(Records from a collection of figures)
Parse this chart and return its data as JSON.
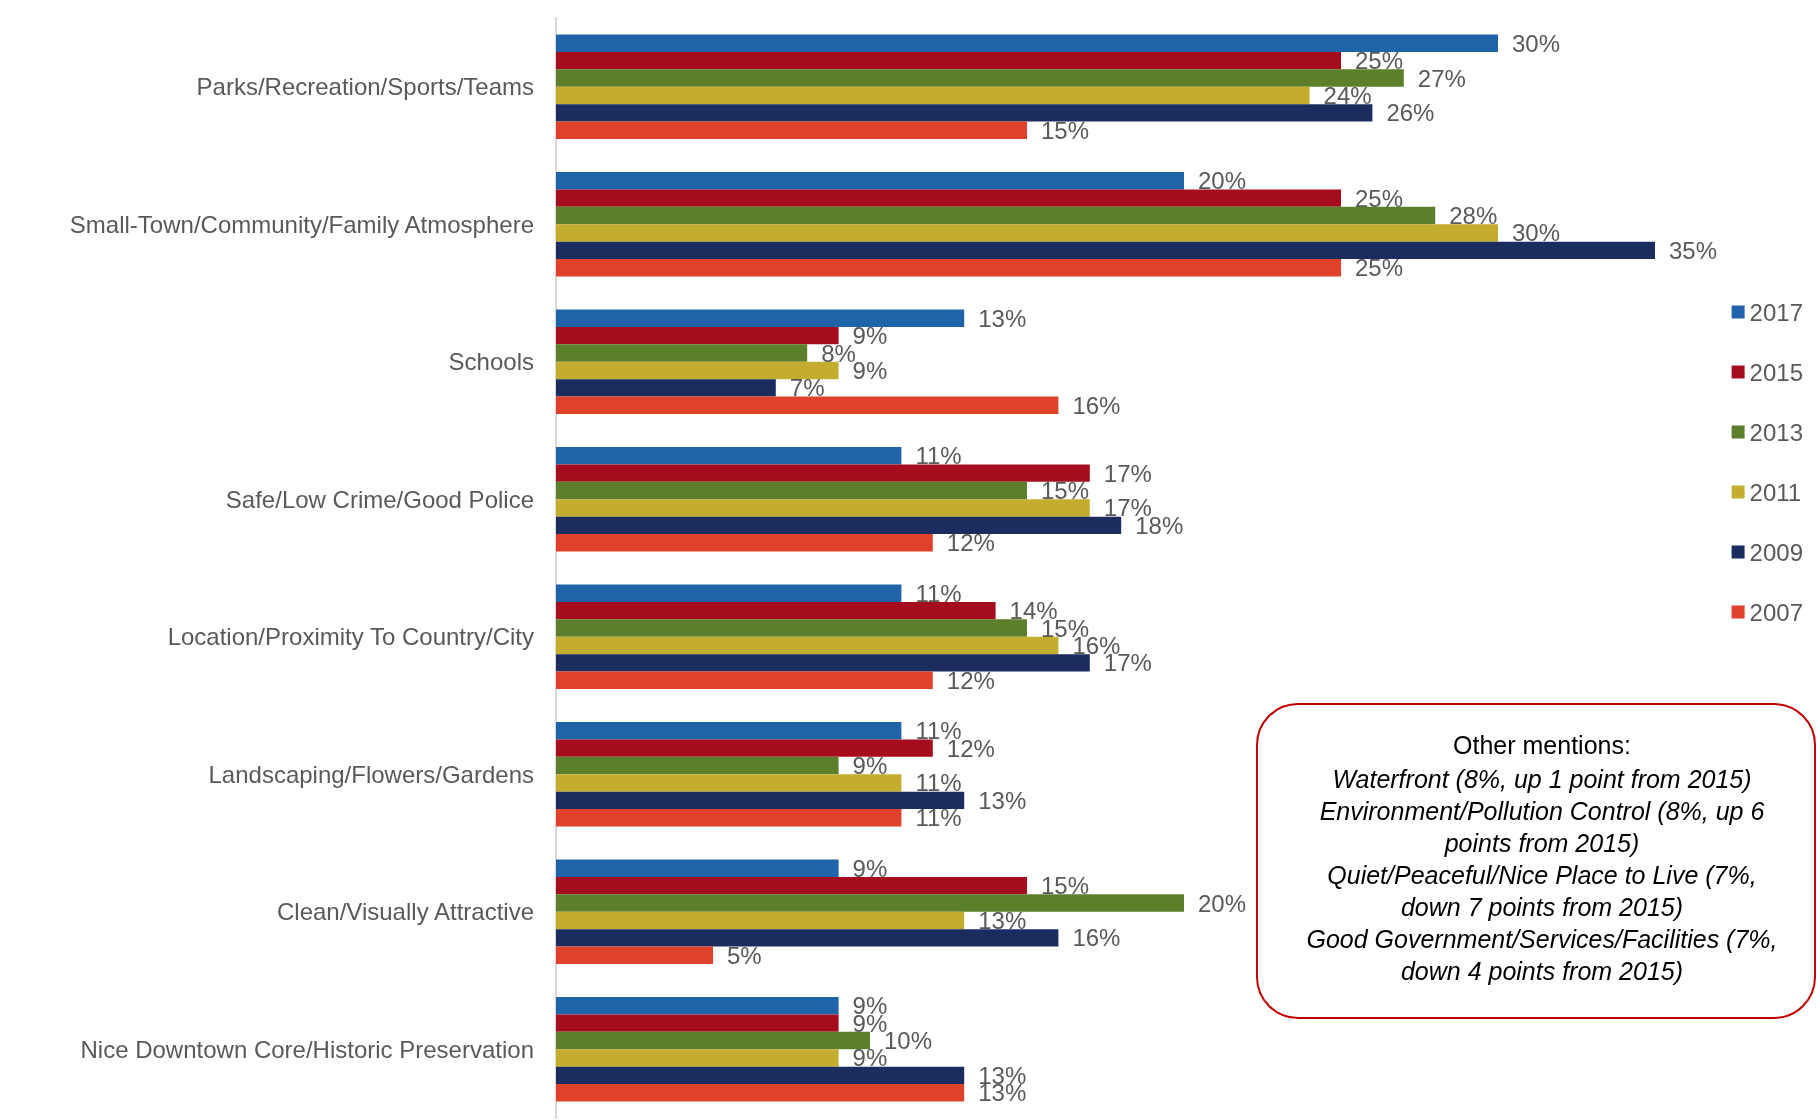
{
  "chart_data": {
    "type": "bar",
    "orientation": "horizontal",
    "tick_labels": "y",
    "legend": "right",
    "categories": [
      "Parks/Recreation/Sports/Teams",
      "Small-Town/Community/Family Atmosphere",
      "Schools",
      "Safe/Low Crime/Good Police",
      "Location/Proximity To Country/City",
      "Landscaping/Flowers/Gardens",
      "Clean/Visually Attractive",
      "Nice Downtown Core/Historic Preservation"
    ],
    "series": [
      {
        "name": "2017",
        "color": "#1f64a8",
        "values": [
          30,
          20,
          13,
          11,
          11,
          11,
          9,
          9
        ],
        "value_labels": [
          "30%",
          "20%",
          "13%",
          "11%",
          "11%",
          "11%",
          "9%",
          "9%"
        ]
      },
      {
        "name": "2015",
        "color": "#a50d1e",
        "values": [
          25,
          25,
          9,
          17,
          14,
          12,
          15,
          9
        ],
        "value_labels": [
          "25%",
          "25%",
          "9%",
          "17%",
          "14%",
          "12%",
          "15%",
          "9%"
        ]
      },
      {
        "name": "2013",
        "color": "#5b7f2a",
        "values": [
          27,
          28,
          8,
          15,
          15,
          9,
          20,
          10
        ],
        "value_labels": [
          "27%",
          "28%",
          "8%",
          "15%",
          "15%",
          "9%",
          "20%",
          "10%"
        ]
      },
      {
        "name": "2011",
        "color": "#c4ac2f",
        "values": [
          24,
          30,
          9,
          17,
          16,
          11,
          13,
          9
        ],
        "value_labels": [
          "24%",
          "30%",
          "9%",
          "17%",
          "16%",
          "11%",
          "13%",
          "9%"
        ]
      },
      {
        "name": "2009",
        "color": "#1a2d5e",
        "values": [
          26,
          35,
          7,
          18,
          17,
          13,
          16,
          13
        ],
        "value_labels": [
          "26%",
          "35%",
          "7%",
          "18%",
          "17%",
          "13%",
          "16%",
          "13%"
        ]
      },
      {
        "name": "2007",
        "color": "#e0412a",
        "values": [
          15,
          25,
          16,
          12,
          12,
          11,
          5,
          13
        ],
        "value_labels": [
          "15%",
          "25%",
          "16%",
          "12%",
          "12%",
          "11%",
          "5%",
          "13%"
        ]
      }
    ],
    "annotations": [
      "Other mentions:",
      "Waterfront (8%, up 1 point from 2015)",
      "Environment/Pollution Control (8%, up 6 points from 2015)",
      "Quiet/Peaceful/Nice Place to Live (7%, down 7 points from 2015)",
      "Good Government/Services/Facilities (7%, down 4 points from 2015)"
    ]
  }
}
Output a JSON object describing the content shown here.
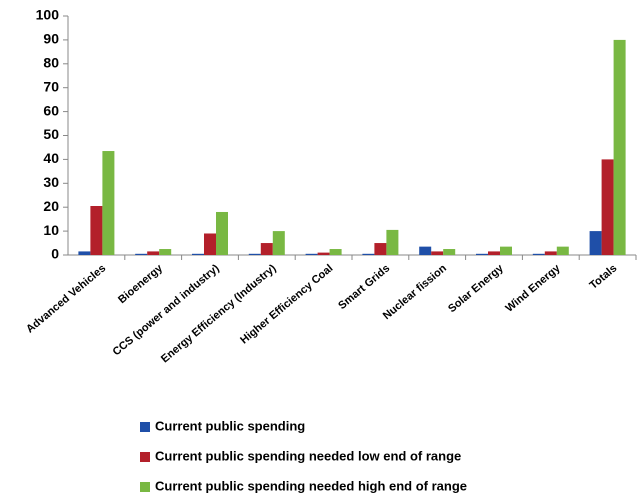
{
  "chart_data": {
    "type": "bar",
    "categories": [
      "Advanced Vehicles",
      "Bioenergy",
      "CCS (power and industry)",
      "Energy Efficiency (Industry)",
      "Higher Efficiency Coal",
      "Smart Grids",
      "Nuclear fission",
      "Solar Energy",
      "Wind Energy",
      "Totals"
    ],
    "series": [
      {
        "name": "Current public spending",
        "color": "#1f4fa8",
        "values": [
          1.5,
          0.5,
          0.5,
          0.5,
          0.5,
          0.5,
          3.5,
          0.5,
          0.5,
          10
        ]
      },
      {
        "name": "Current public spending needed low end of range",
        "color": "#b3202a",
        "values": [
          20.5,
          1.5,
          9,
          5,
          1,
          5,
          1.5,
          1.5,
          1.5,
          40
        ]
      },
      {
        "name": "Current public spending needed high end of range",
        "color": "#79b843",
        "values": [
          43.5,
          2.5,
          18,
          10,
          2.5,
          10.5,
          2.5,
          3.5,
          3.5,
          90
        ]
      }
    ],
    "ylim": [
      0,
      100
    ],
    "yticks": [
      0,
      10,
      20,
      30,
      40,
      50,
      60,
      70,
      80,
      90,
      100
    ],
    "grid": false
  }
}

● **What to work on**: Make an exact copy of all entries above, dropping the images.

● **Solution below**:
Parse this chart and return its data as JSON.
{
  "chart_data": {
    "type": "bar",
    "orientation": "horizontal",
    "tick_labels": "y",
    "legend": "right",
    "categories": [
      "Parks/Recreation/Sports/Teams",
      "Small-Town/Community/Family Atmosphere",
      "Schools",
      "Safe/Low Crime/Good Police",
      "Location/Proximity To Country/City",
      "Landscaping/Flowers/Gardens",
      "Clean/Visually Attractive",
      "Nice Downtown Core/Historic Preservation"
    ],
    "series": [
      {
        "name": "2017",
        "color": "#1f64a8",
        "values": [
          30,
          20,
          13,
          11,
          11,
          11,
          9,
          9
        ],
        "value_labels": [
          "30%",
          "20%",
          "13%",
          "11%",
          "11%",
          "11%",
          "9%",
          "9%"
        ]
      },
      {
        "name": "2015",
        "color": "#a50d1e",
        "values": [
          25,
          25,
          9,
          17,
          14,
          12,
          15,
          9
        ],
        "value_labels": [
          "25%",
          "25%",
          "9%",
          "17%",
          "14%",
          "12%",
          "15%",
          "9%"
        ]
      },
      {
        "name": "2013",
        "color": "#5b7f2a",
        "values": [
          27,
          28,
          8,
          15,
          15,
          9,
          20,
          10
        ],
        "value_labels": [
          "27%",
          "28%",
          "8%",
          "15%",
          "15%",
          "9%",
          "20%",
          "10%"
        ]
      },
      {
        "name": "2011",
        "color": "#c4ac2f",
        "values": [
          24,
          30,
          9,
          17,
          16,
          11,
          13,
          9
        ],
        "value_labels": [
          "24%",
          "30%",
          "9%",
          "17%",
          "16%",
          "11%",
          "13%",
          "9%"
        ]
      },
      {
        "name": "2009",
        "color": "#1a2d5e",
        "values": [
          26,
          35,
          7,
          18,
          17,
          13,
          16,
          13
        ],
        "value_labels": [
          "26%",
          "35%",
          "7%",
          "18%",
          "17%",
          "13%",
          "16%",
          "13%"
        ]
      },
      {
        "name": "2007",
        "color": "#e0412a",
        "values": [
          15,
          25,
          16,
          12,
          12,
          11,
          5,
          13
        ],
        "value_labels": [
          "15%",
          "25%",
          "16%",
          "12%",
          "12%",
          "11%",
          "5%",
          "13%"
        ]
      }
    ],
    "annotations": [
      "Other mentions:",
      "Waterfront (8%, up 1 point from 2015)",
      "Environment/Pollution Control (8%, up 6 points from 2015)",
      "Quiet/Peaceful/Nice Place to Live (7%, down 7 points from 2015)",
      "Good Government/Services/Facilities (7%, down 4 points from 2015)"
    ]
  }
}
Output a JSON object describing the content shown here.
{
  "chart_data": {
    "type": "bar",
    "categories": [
      "Advanced Vehicles",
      "Bioenergy",
      "CCS (power and industry)",
      "Energy Efficiency (Industry)",
      "Higher Efficiency Coal",
      "Smart Grids",
      "Nuclear fission",
      "Solar Energy",
      "Wind Energy",
      "Totals"
    ],
    "series": [
      {
        "name": "Current public spending",
        "color": "#1f4fa8",
        "values": [
          1.5,
          0.5,
          0.5,
          0.5,
          0.5,
          0.5,
          3.5,
          0.5,
          0.5,
          10
        ]
      },
      {
        "name": "Current public spending needed low end of range",
        "color": "#b3202a",
        "values": [
          20.5,
          1.5,
          9,
          5,
          1,
          5,
          1.5,
          1.5,
          1.5,
          40
        ]
      },
      {
        "name": "Current public spending needed high end of range",
        "color": "#79b843",
        "values": [
          43.5,
          2.5,
          18,
          10,
          2.5,
          10.5,
          2.5,
          3.5,
          3.5,
          90
        ]
      }
    ],
    "ylim": [
      0,
      100
    ],
    "yticks": [
      0,
      10,
      20,
      30,
      40,
      50,
      60,
      70,
      80,
      90,
      100
    ],
    "grid": false
  }
}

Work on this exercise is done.